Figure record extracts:
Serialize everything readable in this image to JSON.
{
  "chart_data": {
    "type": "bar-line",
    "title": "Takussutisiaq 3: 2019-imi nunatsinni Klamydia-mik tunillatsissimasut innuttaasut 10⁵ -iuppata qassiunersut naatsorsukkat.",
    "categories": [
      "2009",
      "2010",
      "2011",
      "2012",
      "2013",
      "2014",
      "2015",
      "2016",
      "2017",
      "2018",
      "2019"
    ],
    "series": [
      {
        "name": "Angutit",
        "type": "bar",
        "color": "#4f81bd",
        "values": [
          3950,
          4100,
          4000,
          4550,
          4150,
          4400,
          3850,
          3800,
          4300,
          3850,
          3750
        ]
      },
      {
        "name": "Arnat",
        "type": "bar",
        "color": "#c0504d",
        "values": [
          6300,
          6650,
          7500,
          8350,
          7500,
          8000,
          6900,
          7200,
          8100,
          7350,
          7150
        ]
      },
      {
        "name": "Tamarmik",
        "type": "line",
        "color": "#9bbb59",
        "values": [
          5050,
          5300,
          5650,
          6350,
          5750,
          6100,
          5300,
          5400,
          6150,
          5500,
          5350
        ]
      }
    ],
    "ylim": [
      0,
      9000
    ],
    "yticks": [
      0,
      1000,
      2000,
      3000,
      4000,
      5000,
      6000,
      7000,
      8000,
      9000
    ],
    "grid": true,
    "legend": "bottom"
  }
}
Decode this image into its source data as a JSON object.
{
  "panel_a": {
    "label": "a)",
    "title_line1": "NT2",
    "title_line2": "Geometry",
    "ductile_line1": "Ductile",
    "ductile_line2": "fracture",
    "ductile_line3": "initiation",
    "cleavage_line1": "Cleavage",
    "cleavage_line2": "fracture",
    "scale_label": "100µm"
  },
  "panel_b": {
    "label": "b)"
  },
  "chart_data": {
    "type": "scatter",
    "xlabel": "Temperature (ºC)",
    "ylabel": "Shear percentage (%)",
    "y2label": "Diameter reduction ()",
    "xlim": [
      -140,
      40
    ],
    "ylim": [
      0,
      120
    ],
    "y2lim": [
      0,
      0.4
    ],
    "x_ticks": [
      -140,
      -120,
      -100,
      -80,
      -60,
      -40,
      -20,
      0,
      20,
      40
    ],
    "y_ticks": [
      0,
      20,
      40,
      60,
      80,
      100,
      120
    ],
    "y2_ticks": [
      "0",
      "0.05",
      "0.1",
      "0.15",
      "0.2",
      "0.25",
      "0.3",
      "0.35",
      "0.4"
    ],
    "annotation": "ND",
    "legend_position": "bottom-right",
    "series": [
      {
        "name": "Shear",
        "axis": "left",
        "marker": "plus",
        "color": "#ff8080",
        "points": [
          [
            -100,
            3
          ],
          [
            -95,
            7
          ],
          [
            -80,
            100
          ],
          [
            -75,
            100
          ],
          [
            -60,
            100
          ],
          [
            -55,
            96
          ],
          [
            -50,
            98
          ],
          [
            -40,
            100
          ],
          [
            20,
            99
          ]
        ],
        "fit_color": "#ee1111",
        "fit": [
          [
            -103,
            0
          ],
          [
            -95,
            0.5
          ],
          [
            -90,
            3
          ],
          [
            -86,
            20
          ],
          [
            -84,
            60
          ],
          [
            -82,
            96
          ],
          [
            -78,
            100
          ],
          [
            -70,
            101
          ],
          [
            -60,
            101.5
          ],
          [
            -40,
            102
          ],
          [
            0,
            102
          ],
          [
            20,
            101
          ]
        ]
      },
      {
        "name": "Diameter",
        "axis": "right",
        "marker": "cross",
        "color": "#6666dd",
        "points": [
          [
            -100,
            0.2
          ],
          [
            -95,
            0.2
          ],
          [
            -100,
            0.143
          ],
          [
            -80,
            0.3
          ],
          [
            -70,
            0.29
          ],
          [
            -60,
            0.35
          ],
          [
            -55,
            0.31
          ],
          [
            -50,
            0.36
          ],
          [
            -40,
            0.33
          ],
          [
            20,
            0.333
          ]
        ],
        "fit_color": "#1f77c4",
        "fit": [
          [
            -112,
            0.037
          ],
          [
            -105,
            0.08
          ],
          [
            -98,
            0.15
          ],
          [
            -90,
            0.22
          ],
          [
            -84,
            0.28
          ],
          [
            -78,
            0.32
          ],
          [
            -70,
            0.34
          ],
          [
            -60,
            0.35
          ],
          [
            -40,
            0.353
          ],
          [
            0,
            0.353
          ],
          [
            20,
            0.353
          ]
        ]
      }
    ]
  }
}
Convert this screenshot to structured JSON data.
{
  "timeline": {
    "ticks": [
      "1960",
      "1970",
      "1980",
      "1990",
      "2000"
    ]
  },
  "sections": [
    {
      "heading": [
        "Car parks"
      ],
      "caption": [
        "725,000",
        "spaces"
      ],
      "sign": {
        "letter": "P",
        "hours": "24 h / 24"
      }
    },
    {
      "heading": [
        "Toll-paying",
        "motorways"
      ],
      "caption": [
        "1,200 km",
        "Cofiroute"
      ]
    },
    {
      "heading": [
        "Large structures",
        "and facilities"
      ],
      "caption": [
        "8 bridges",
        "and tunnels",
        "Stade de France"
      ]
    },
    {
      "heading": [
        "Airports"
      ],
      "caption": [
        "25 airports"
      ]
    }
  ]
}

**Problem to work on:**
Within the material above, find the lines that contain the word "image"; copy them.

**Result:**
Serialize everything readable in this image to JSON.
Decode this image into its source data as a JSON object.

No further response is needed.